# TASK TO CARRY OUT
State how many lines of the listing below include the word "workers". Give only the number.

# EXTRACTED DATA
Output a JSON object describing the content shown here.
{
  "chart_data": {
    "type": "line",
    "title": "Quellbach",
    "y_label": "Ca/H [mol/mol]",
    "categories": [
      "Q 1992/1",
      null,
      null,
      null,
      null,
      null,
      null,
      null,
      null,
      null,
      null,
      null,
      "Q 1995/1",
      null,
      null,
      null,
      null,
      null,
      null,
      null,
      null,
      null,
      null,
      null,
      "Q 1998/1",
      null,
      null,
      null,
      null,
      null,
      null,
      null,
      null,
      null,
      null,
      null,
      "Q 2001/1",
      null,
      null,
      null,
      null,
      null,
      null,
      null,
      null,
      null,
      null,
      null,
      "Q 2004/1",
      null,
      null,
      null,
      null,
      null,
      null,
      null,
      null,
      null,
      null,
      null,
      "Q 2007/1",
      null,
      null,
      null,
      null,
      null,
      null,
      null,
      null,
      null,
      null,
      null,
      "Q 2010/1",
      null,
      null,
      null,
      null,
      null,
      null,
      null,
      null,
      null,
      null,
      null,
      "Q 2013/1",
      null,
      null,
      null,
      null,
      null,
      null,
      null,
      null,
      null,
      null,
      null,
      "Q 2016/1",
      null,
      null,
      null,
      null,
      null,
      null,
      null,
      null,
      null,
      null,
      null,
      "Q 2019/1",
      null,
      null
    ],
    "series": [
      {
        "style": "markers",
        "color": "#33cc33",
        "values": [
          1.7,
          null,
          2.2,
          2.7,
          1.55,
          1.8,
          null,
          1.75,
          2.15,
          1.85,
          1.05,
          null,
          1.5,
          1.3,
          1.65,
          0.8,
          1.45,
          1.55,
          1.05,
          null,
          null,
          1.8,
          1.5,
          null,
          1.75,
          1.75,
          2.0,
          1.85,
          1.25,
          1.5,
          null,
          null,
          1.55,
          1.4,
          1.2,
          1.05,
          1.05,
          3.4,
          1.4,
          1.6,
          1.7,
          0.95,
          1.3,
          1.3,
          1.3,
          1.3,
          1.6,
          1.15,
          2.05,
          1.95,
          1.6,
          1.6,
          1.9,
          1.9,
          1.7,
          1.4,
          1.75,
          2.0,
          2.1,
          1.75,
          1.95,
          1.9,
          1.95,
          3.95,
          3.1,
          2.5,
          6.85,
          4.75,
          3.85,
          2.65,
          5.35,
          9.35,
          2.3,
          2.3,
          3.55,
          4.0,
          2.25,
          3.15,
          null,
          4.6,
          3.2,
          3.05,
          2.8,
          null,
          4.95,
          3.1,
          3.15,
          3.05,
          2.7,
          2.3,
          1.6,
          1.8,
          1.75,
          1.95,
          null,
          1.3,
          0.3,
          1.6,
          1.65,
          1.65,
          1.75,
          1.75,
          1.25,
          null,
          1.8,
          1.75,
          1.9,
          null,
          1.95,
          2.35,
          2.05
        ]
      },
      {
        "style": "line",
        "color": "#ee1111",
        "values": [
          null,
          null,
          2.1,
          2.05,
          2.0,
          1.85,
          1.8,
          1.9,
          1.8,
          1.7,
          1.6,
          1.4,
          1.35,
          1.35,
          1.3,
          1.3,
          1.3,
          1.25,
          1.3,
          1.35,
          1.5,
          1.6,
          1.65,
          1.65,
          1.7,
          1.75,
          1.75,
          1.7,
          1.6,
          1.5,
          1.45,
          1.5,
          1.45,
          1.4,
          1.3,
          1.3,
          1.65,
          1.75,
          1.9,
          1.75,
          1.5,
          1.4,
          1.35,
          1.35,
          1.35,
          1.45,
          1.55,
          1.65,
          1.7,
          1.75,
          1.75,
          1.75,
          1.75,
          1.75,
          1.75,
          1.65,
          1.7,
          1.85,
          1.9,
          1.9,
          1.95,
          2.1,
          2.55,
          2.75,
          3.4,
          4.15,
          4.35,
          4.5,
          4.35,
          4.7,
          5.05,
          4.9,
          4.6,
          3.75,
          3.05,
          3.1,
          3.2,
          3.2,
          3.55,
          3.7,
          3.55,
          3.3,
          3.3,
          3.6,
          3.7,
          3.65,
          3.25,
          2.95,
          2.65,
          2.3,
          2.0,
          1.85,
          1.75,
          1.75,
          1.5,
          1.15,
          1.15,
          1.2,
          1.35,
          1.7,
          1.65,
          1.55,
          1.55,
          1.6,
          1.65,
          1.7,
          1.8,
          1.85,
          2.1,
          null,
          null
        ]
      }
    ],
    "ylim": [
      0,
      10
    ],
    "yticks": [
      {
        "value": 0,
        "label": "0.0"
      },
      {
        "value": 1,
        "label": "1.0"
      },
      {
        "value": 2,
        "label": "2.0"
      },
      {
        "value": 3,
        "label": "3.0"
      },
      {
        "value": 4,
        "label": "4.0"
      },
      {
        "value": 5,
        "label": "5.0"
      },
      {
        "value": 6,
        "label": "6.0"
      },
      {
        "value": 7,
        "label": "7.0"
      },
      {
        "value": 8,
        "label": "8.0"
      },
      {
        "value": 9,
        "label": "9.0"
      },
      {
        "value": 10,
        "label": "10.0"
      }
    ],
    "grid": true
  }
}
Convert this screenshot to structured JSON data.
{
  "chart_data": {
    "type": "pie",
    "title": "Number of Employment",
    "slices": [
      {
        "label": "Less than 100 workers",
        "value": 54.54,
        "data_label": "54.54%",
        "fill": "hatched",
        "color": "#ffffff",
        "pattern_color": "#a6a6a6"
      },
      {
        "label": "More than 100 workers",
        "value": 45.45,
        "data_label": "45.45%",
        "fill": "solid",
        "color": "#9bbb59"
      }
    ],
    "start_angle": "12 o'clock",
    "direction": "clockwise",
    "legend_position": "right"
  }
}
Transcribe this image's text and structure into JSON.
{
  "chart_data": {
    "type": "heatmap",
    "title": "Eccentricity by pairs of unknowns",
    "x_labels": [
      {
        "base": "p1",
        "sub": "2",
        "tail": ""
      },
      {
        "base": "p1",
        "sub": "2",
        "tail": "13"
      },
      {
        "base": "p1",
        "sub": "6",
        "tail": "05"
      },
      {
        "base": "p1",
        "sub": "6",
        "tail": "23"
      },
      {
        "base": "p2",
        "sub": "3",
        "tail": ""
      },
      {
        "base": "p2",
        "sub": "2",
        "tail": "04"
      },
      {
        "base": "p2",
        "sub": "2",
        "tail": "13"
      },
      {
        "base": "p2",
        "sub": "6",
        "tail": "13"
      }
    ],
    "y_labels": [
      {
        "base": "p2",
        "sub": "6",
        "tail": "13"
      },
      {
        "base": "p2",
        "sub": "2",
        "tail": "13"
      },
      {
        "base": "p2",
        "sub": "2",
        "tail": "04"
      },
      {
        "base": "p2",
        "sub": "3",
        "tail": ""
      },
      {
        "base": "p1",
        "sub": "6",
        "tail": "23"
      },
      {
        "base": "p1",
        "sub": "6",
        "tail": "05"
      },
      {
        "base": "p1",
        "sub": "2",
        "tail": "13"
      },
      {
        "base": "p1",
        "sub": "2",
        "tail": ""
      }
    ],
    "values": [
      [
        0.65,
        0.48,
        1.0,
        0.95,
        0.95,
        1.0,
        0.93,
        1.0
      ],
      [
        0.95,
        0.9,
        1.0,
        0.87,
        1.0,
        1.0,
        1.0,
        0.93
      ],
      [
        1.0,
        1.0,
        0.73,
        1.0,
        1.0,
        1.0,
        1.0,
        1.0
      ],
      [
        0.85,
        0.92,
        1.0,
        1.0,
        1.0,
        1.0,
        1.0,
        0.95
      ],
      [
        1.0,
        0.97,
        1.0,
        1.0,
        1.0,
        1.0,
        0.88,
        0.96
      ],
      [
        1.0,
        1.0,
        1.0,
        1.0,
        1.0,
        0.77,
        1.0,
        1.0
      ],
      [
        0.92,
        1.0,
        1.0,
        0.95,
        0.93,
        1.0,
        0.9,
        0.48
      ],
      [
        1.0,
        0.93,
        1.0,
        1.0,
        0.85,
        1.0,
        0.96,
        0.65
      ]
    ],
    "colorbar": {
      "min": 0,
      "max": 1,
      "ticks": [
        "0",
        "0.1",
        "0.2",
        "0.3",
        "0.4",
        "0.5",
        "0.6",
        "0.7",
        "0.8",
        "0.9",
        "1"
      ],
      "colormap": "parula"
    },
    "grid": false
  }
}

# RESULT OF THIS TASK
2